Work to complete
Check each line of the records below and collect those holding "that".

Exercise material
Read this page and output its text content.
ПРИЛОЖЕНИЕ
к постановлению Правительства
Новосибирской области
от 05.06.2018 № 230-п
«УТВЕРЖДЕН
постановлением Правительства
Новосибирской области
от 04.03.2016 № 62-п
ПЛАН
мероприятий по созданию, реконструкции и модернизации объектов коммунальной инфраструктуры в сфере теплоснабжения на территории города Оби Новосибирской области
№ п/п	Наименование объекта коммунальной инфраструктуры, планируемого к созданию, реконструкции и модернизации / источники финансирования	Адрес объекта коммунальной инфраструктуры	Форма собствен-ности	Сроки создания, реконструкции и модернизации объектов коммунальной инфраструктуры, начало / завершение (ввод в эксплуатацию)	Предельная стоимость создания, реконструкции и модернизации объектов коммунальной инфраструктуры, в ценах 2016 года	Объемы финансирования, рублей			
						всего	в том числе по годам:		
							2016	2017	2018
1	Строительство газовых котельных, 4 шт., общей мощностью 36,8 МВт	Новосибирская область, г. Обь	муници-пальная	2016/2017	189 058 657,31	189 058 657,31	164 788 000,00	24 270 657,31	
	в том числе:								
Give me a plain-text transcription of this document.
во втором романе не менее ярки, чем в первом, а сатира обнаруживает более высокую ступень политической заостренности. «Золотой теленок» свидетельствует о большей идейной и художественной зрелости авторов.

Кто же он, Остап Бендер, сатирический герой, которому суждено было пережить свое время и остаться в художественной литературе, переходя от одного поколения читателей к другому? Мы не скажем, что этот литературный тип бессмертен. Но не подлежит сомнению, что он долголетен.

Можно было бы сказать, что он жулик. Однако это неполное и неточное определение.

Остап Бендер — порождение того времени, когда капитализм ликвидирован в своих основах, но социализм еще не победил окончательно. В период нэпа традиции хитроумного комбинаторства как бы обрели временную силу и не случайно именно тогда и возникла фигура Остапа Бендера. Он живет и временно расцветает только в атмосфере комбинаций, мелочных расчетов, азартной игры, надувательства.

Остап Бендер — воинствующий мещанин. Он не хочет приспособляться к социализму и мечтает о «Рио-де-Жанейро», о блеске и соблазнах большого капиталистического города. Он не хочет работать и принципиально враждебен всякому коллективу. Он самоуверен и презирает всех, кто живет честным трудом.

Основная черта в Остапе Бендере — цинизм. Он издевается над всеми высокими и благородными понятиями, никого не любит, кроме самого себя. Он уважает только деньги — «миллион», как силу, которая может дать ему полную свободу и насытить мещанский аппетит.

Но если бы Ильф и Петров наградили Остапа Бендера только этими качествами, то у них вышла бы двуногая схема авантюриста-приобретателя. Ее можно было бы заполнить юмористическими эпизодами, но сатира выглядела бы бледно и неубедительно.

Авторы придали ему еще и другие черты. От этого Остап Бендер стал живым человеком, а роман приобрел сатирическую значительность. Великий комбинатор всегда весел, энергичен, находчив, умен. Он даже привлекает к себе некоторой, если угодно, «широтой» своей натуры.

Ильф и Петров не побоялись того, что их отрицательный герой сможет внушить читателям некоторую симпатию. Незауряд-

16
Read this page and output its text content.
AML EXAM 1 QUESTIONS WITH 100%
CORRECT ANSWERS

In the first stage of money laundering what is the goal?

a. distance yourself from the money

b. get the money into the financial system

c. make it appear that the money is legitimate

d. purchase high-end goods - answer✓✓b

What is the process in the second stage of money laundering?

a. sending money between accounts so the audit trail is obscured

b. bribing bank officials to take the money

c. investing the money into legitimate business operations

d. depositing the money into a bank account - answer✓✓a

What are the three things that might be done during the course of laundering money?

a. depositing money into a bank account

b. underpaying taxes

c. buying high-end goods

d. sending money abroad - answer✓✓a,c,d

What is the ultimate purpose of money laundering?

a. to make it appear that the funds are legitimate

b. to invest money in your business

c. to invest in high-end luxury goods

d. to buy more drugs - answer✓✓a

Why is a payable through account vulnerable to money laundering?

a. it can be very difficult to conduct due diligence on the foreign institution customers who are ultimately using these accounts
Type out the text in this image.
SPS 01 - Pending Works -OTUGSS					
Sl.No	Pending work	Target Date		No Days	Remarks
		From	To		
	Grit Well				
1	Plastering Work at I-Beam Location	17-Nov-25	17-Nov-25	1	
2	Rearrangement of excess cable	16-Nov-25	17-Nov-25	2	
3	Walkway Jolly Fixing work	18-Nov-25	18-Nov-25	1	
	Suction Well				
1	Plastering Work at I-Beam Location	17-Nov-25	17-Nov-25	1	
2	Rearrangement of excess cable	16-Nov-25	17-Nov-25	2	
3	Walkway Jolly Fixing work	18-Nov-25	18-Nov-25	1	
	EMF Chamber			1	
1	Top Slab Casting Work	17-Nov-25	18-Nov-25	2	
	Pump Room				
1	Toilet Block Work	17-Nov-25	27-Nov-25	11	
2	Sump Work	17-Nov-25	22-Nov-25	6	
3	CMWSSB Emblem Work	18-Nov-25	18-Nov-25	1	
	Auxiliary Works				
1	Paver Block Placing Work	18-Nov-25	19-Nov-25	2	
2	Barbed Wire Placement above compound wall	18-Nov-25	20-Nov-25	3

Answer for the task
c. make it appear that the money is legitimate
What are the three things that might be done during the course of laundering money?
a. to make it appear that the funds are legitimate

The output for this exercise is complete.